Output the entries below exactly as written, omitting pictures.
**** INFORMATION SUPPLIED
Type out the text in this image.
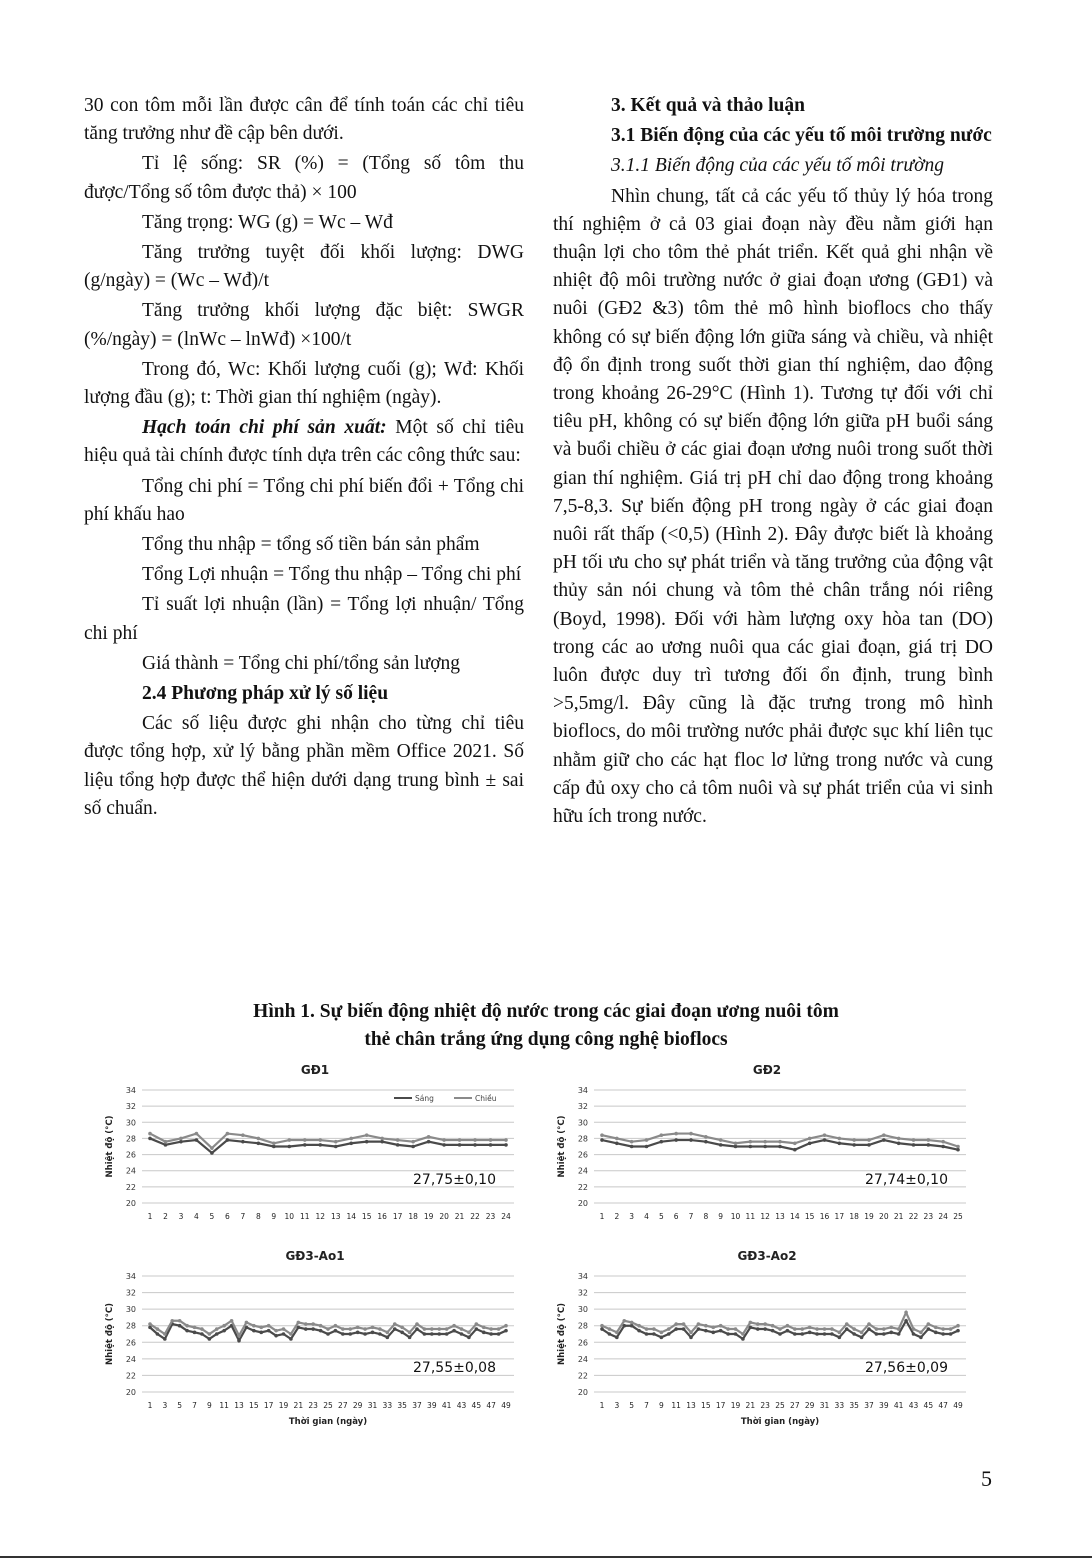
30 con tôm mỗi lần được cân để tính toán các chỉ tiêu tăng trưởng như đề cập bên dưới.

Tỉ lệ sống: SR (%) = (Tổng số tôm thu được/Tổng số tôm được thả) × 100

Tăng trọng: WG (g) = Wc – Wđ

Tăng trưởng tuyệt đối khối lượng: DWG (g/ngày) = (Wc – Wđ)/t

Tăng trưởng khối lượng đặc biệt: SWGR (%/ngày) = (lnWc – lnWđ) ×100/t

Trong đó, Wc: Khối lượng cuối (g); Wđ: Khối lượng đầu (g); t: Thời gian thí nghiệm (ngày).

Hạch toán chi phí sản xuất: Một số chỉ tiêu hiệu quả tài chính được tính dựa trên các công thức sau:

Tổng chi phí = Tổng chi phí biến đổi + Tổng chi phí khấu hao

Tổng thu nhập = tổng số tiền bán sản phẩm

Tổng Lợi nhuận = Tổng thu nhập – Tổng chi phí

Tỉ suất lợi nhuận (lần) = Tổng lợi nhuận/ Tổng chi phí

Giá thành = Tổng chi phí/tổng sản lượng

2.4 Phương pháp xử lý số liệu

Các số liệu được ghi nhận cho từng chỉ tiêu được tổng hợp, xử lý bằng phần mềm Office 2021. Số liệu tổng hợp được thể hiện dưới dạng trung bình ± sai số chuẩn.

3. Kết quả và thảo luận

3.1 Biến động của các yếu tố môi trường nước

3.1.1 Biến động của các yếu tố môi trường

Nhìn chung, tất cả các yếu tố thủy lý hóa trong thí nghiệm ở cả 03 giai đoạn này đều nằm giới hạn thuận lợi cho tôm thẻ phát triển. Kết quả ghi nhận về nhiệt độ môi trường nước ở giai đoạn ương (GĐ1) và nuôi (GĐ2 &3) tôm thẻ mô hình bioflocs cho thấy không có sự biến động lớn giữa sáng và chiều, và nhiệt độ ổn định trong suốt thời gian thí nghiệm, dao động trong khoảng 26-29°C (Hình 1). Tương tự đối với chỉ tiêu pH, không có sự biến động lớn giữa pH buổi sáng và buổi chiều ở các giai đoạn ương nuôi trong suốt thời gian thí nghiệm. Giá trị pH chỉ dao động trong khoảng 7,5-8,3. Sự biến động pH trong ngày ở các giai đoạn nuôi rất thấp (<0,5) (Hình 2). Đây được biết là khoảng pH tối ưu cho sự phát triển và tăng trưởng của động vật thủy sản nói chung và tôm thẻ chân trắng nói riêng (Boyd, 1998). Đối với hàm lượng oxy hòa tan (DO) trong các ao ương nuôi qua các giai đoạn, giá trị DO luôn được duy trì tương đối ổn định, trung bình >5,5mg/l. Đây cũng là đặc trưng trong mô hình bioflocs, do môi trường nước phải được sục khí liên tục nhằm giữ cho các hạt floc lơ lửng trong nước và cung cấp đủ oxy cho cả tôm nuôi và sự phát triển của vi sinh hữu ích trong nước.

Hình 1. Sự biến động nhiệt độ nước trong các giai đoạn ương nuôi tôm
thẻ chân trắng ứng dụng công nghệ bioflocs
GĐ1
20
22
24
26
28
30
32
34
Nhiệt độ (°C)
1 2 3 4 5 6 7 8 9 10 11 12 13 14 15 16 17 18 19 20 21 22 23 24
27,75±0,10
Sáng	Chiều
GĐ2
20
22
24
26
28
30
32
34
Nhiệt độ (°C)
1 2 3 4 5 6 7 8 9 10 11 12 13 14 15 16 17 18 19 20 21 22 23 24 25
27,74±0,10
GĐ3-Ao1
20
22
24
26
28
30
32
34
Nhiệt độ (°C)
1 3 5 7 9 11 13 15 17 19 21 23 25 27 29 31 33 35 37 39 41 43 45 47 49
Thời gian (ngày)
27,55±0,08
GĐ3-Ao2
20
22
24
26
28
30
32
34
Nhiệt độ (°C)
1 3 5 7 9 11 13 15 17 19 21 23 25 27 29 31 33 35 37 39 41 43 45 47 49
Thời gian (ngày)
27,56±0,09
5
********
● FULL ANSWER
Type out the text in this image.
30 con tôm mỗi lần được cân để tính toán các chỉ tiêu tăng trưởng như đề cập bên dưới.

Tỉ lệ sống: SR (%) = (Tổng số tôm thu được/Tổng số tôm được thả) × 100

Tăng trọng: WG (g) = Wc – Wđ

Tăng trưởng tuyệt đối khối lượng: DWG (g/ngày) = (Wc – Wđ)/t

Tăng trưởng khối lượng đặc biệt: SWGR (%/ngày) = (lnWc – lnWđ) ×100/t

Trong đó, Wc: Khối lượng cuối (g); Wđ: Khối lượng đầu (g); t: Thời gian thí nghiệm (ngày).

Hạch toán chi phí sản xuất: Một số chỉ tiêu hiệu quả tài chính được tính dựa trên các công thức sau:

Tổng chi phí = Tổng chi phí biến đổi + Tổng chi phí khấu hao

Tổng thu nhập = tổng số tiền bán sản phẩm

Tổng Lợi nhuận = Tổng thu nhập – Tổng chi phí

Tỉ suất lợi nhuận (lần) = Tổng lợi nhuận/ Tổng chi phí

Giá thành = Tổng chi phí/tổng sản lượng

2.4 Phương pháp xử lý số liệu

Các số liệu được ghi nhận cho từng chỉ tiêu được tổng hợp, xử lý bằng phần mềm Office 2021. Số liệu tổng hợp được thể hiện dưới dạng trung bình ± sai số chuẩn.

3. Kết quả và thảo luận

3.1 Biến động của các yếu tố môi trường nước

3.1.1 Biến động của các yếu tố môi trường

Nhìn chung, tất cả các yếu tố thủy lý hóa trong thí nghiệm ở cả 03 giai đoạn này đều nằm giới hạn thuận lợi cho tôm thẻ phát triển. Kết quả ghi nhận về nhiệt độ môi trường nước ở giai đoạn ương (GĐ1) và nuôi (GĐ2 &3) tôm thẻ mô hình bioflocs cho thấy không có sự biến động lớn giữa sáng và chiều, và nhiệt độ ổn định trong suốt thời gian thí nghiệm, dao động trong khoảng 26-29°C (Hình 1). Tương tự đối với chỉ tiêu pH, không có sự biến động lớn giữa pH buổi sáng và buổi chiều ở các giai đoạn ương nuôi trong suốt thời gian thí nghiệm. Giá trị pH chỉ dao động trong khoảng 7,5-8,3. Sự biến động pH trong ngày ở các giai đoạn nuôi rất thấp (<0,5) (Hình 2). Đây được biết là khoảng pH tối ưu cho sự phát triển và tăng trưởng của động vật thủy sản nói chung và tôm thẻ chân trắng nói riêng (Boyd, 1998). Đối với hàm lượng oxy hòa tan (DO) trong các ao ương nuôi qua các giai đoạn, giá trị DO luôn được duy trì tương đối ổn định, trung bình >5,5mg/l. Đây cũng là đặc trưng trong mô hình bioflocs, do môi trường nước phải được sục khí liên tục nhằm giữ cho các hạt floc lơ lửng trong nước và cung cấp đủ oxy cho cả tôm nuôi và sự phát triển của vi sinh hữu ích trong nước.

Hình 1. Sự biến động nhiệt độ nước trong các giai đoạn ương nuôi tôm
thẻ chân trắng ứng dụng công nghệ bioflocs
GĐ1
20
22
24
26
28
30
32
34
Nhiệt độ (°C)
1 2 3 4 5 6 7 8 9 10 11 12 13 14 15 16 17 18 19 20 21 22 23 24
27,75±0,10
Sáng	Chiều
GĐ2
20
22
24
26
28
30
32
34
Nhiệt độ (°C)
1 2 3 4 5 6 7 8 9 10 11 12 13 14 15 16 17 18 19 20 21 22 23 24 25
27,74±0,10
GĐ3-Ao1
20
22
24
26
28
30
32
34
Nhiệt độ (°C)
1 3 5 7 9 11 13 15 17 19 21 23 25 27 29 31 33 35 37 39 41 43 45 47 49
Thời gian (ngày)
27,55±0,08
GĐ3-Ao2
20
22
24
26
28
30
32
34
Nhiệt độ (°C)
1 3 5 7 9 11 13 15 17 19 21 23 25 27 29 31 33 35 37 39 41 43 45 47 49
Thời gian (ngày)
27,56±0,09
5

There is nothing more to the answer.